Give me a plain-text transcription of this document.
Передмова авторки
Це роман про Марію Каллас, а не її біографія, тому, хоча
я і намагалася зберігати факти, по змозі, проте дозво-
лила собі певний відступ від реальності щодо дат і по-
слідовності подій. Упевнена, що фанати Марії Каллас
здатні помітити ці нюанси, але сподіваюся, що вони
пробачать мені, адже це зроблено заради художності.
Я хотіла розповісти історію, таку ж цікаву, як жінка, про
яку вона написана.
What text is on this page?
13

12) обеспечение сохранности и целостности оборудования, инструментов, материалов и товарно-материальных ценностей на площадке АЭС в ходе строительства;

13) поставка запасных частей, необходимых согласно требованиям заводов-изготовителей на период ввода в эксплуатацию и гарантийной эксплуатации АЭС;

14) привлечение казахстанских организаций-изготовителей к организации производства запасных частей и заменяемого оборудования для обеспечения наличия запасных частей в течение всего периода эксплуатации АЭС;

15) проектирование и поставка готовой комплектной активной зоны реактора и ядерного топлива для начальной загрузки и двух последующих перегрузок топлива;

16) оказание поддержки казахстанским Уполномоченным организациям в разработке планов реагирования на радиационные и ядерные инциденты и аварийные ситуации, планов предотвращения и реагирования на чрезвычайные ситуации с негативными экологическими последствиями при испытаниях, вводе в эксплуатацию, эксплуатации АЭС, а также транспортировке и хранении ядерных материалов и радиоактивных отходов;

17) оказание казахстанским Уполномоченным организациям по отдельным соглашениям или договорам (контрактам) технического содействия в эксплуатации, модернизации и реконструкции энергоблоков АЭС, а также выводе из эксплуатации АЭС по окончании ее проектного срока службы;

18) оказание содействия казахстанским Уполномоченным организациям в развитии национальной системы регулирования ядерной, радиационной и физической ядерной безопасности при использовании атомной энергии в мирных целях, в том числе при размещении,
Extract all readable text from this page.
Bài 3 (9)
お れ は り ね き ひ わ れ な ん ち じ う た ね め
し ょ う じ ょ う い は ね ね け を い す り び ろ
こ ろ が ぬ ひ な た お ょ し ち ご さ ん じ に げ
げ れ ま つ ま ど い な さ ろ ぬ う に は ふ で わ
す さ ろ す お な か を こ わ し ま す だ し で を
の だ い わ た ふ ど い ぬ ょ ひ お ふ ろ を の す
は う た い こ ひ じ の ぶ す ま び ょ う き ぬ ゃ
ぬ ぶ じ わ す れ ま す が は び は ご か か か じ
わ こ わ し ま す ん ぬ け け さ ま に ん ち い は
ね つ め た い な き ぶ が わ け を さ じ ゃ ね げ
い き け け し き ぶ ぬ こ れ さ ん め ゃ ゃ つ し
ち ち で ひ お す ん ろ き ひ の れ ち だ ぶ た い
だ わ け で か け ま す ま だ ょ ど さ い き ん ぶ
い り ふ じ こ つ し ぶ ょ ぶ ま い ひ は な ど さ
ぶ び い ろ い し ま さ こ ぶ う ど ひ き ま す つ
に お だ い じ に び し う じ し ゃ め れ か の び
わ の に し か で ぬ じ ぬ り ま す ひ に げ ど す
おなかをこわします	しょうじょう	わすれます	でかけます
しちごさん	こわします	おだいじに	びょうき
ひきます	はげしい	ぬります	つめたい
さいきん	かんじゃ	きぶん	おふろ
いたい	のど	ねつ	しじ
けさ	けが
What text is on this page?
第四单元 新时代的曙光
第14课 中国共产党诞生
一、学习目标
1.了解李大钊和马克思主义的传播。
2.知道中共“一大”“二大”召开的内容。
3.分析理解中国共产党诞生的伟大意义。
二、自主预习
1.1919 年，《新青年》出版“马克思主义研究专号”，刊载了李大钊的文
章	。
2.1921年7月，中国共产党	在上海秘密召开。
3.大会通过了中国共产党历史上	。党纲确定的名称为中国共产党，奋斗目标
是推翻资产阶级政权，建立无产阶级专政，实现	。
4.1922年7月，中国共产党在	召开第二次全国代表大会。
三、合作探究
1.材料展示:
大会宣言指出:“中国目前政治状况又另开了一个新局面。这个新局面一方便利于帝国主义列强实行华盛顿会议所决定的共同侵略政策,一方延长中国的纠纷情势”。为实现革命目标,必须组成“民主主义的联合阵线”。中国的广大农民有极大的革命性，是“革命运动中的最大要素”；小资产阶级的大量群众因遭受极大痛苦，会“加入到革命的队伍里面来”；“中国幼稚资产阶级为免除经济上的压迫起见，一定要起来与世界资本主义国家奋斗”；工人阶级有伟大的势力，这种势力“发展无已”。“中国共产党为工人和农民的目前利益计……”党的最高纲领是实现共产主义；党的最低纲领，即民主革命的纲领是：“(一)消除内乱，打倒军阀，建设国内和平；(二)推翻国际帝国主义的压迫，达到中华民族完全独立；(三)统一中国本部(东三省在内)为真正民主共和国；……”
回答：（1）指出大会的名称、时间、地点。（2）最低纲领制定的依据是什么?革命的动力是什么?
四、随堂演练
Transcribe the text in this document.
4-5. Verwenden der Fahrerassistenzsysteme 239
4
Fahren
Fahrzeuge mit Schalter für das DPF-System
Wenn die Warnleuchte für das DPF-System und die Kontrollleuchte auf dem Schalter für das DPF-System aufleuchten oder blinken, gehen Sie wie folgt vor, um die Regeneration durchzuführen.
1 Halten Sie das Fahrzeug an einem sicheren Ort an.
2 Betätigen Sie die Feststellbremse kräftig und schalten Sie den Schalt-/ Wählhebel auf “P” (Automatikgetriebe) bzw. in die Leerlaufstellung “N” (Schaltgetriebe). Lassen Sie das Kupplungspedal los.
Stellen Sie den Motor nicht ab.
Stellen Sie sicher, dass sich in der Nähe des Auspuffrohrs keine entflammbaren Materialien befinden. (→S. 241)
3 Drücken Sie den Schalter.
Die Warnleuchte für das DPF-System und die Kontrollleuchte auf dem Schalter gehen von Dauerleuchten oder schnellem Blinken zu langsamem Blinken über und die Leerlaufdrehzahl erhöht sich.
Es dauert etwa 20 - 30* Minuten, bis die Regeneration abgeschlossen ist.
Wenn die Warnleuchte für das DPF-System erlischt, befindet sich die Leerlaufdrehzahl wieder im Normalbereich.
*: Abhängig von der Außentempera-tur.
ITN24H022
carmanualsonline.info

Task requirements:
Repeat the records above in full, character for character.

Result of the task:
Give me a plain-text transcription of this document.
Передмова авторки
Це роман про Марію Каллас, а не її біографія, тому, хоча
я і намагалася зберігати факти, по змозі, проте дозво-
лила собі певний відступ від реальності щодо дат і по-
слідовності подій. Упевнена, що фанати Марії Каллас
здатні помітити ці нюанси, але сподіваюся, що вони
пробачать мені, адже це зроблено заради художності.
Я хотіла розповісти історію, таку ж цікаву, як жінка, про
яку вона написана.
What text is on this page?
13

12) обеспечение сохранности и целостности оборудования, инструментов, материалов и товарно-материальных ценностей на площадке АЭС в ходе строительства;

13) поставка запасных частей, необходимых согласно требованиям заводов-изготовителей на период ввода в эксплуатацию и гарантийной эксплуатации АЭС;

14) привлечение казахстанских организаций-изготовителей к организации производства запасных частей и заменяемого оборудования для обеспечения наличия запасных частей в течение всего периода эксплуатации АЭС;

15) проектирование и поставка готовой комплектной активной зоны реактора и ядерного топлива для начальной загрузки и двух последующих перегрузок топлива;

16) оказание поддержки казахстанским Уполномоченным организациям в разработке планов реагирования на радиационные и ядерные инциденты и аварийные ситуации, планов предотвращения и реагирования на чрезвычайные ситуации с негативными экологическими последствиями при испытаниях, вводе в эксплуатацию, эксплуатации АЭС, а также транспортировке и хранении ядерных материалов и радиоактивных отходов;

17) оказание казахстанским Уполномоченным организациям по отдельным соглашениям или договорам (контрактам) технического содействия в эксплуатации, модернизации и реконструкции энергоблоков АЭС, а также выводе из эксплуатации АЭС по окончании ее проектного срока службы;

18) оказание содействия казахстанским Уполномоченным организациям в развитии национальной системы регулирования ядерной, радиационной и физической ядерной безопасности при использовании атомной энергии в мирных целях, в том числе при размещении,
Extract all readable text from this page.
Bài 3 (9)
お れ は り ね き ひ わ れ な ん ち じ う た ね め
し ょ う じ ょ う い は ね ね け を い す り び ろ
こ ろ が ぬ ひ な た お ょ し ち ご さ ん じ に げ
げ れ ま つ ま ど い な さ ろ ぬ う に は ふ で わ
す さ ろ す お な か を こ わ し ま す だ し で を
の だ い わ た ふ ど い ぬ ょ ひ お ふ ろ を の す
は う た い こ ひ じ の ぶ す ま び ょ う き ぬ ゃ
ぬ ぶ じ わ す れ ま す が は び は ご か か か じ
わ こ わ し ま す ん ぬ け け さ ま に ん ち い は
ね つ め た い な き ぶ が わ け を さ じ ゃ ね げ
い き け け し き ぶ ぬ こ れ さ ん め ゃ ゃ つ し
ち ち で ひ お す ん ろ き ひ の れ ち だ ぶ た い
だ わ け で か け ま す ま だ ょ ど さ い き ん ぶ
い り ふ じ こ つ し ぶ ょ ぶ ま い ひ は な ど さ
ぶ び い ろ い し ま さ こ ぶ う ど ひ き ま す つ
に お だ い じ に び し う じ し ゃ め れ か の び
わ の に し か で ぬ じ ぬ り ま す ひ に げ ど す
おなかをこわします	しょうじょう	わすれます	でかけます
しちごさん	こわします	おだいじに	びょうき
ひきます	はげしい	ぬります	つめたい
さいきん	かんじゃ	きぶん	おふろ
いたい	のど	ねつ	しじ
けさ	けが
What text is on this page?
第四单元 新时代的曙光
第14课 中国共产党诞生
一、学习目标
1.了解李大钊和马克思主义的传播。
2.知道中共“一大”“二大”召开的内容。
3.分析理解中国共产党诞生的伟大意义。
二、自主预习
1.1919 年，《新青年》出版“马克思主义研究专号”，刊载了李大钊的文
章	。
2.1921年7月，中国共产党	在上海秘密召开。
3.大会通过了中国共产党历史上	。党纲确定的名称为中国共产党，奋斗目标
是推翻资产阶级政权，建立无产阶级专政，实现	。
4.1922年7月，中国共产党在	召开第二次全国代表大会。
三、合作探究
1.材料展示:
大会宣言指出:“中国目前政治状况又另开了一个新局面。这个新局面一方便利于帝国主义列强实行华盛顿会议所决定的共同侵略政策,一方延长中国的纠纷情势”。为实现革命目标,必须组成“民主主义的联合阵线”。中国的广大农民有极大的革命性，是“革命运动中的最大要素”；小资产阶级的大量群众因遭受极大痛苦，会“加入到革命的队伍里面来”；“中国幼稚资产阶级为免除经济上的压迫起见，一定要起来与世界资本主义国家奋斗”；工人阶级有伟大的势力，这种势力“发展无已”。“中国共产党为工人和农民的目前利益计……”党的最高纲领是实现共产主义；党的最低纲领，即民主革命的纲领是：“(一)消除内乱，打倒军阀，建设国内和平；(二)推翻国际帝国主义的压迫，达到中华民族完全独立；(三)统一中国本部(东三省在内)为真正民主共和国；……”
回答：（1）指出大会的名称、时间、地点。（2）最低纲领制定的依据是什么?革命的动力是什么?
四、随堂演练
Transcribe the text in this document.
4-5. Verwenden der Fahrerassistenzsysteme 239
4
Fahren
Fahrzeuge mit Schalter für das DPF-System
Wenn die Warnleuchte für das DPF-System und die Kontrollleuchte auf dem Schalter für das DPF-System aufleuchten oder blinken, gehen Sie wie folgt vor, um die Regeneration durchzuführen.
1 Halten Sie das Fahrzeug an einem sicheren Ort an.
2 Betätigen Sie die Feststellbremse kräftig und schalten Sie den Schalt-/ Wählhebel auf “P” (Automatikgetriebe) bzw. in die Leerlaufstellung “N” (Schaltgetriebe). Lassen Sie das Kupplungspedal los.
Stellen Sie den Motor nicht ab.
Stellen Sie sicher, dass sich in der Nähe des Auspuffrohrs keine entflammbaren Materialien befinden. (→S. 241)
3 Drücken Sie den Schalter.
Die Warnleuchte für das DPF-System und die Kontrollleuchte auf dem Schalter gehen von Dauerleuchten oder schnellem Blinken zu langsamem Blinken über und die Leerlaufdrehzahl erhöht sich.
Es dauert etwa 20 - 30* Minuten, bis die Regeneration abgeschlossen ist.
Wenn die Warnleuchte für das DPF-System erlischt, befindet sich die Leerlaufdrehzahl wieder im Normalbereich.
*: Abhängig von der Außentempera-tur.
ITN24H022
carmanualsonline.info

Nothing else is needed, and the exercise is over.